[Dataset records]
==========
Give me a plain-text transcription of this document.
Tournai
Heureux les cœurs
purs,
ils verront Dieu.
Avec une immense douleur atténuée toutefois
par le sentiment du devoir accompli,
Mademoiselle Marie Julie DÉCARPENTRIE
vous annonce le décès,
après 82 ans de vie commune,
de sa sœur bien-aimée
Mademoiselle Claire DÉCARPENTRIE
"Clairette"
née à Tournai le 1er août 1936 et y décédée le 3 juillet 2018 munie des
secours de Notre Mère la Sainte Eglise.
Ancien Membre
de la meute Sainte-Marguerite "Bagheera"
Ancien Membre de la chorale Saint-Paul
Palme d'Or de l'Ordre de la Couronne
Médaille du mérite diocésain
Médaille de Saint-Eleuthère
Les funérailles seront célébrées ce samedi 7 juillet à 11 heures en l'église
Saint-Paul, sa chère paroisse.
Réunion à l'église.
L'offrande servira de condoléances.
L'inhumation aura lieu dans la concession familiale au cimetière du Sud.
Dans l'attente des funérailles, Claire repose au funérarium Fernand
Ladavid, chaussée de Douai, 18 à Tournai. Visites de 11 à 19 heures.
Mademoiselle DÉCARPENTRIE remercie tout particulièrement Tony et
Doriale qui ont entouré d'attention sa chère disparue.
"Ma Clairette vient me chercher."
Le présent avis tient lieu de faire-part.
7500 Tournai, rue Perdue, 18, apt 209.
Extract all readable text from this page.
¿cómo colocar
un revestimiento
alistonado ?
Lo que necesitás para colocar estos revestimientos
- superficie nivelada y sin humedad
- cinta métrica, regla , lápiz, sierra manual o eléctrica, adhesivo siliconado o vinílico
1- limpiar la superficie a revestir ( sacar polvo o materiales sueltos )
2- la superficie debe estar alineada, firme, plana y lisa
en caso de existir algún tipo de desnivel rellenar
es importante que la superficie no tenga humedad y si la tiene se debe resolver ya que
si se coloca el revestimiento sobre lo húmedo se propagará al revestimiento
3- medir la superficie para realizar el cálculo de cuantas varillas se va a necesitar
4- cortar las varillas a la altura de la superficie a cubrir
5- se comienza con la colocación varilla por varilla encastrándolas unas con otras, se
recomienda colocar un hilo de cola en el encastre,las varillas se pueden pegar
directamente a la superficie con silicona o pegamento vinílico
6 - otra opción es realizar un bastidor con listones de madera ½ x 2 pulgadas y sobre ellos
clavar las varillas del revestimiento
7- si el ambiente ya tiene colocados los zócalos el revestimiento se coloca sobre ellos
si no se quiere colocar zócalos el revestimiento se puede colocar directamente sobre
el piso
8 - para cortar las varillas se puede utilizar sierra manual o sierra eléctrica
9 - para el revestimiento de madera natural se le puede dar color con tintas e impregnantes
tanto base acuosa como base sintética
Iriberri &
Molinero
==========
[PROBLEM STATEMENT]:
List every line above that holds the word "juillet".

[SOLUTION TO THE PROBLEM]:
née à Tournai le 1er août 1936 et y décédée le 3 juillet 2018 munie des
Les funérailles seront célébrées ce samedi 7 juillet à 11 heures en l'église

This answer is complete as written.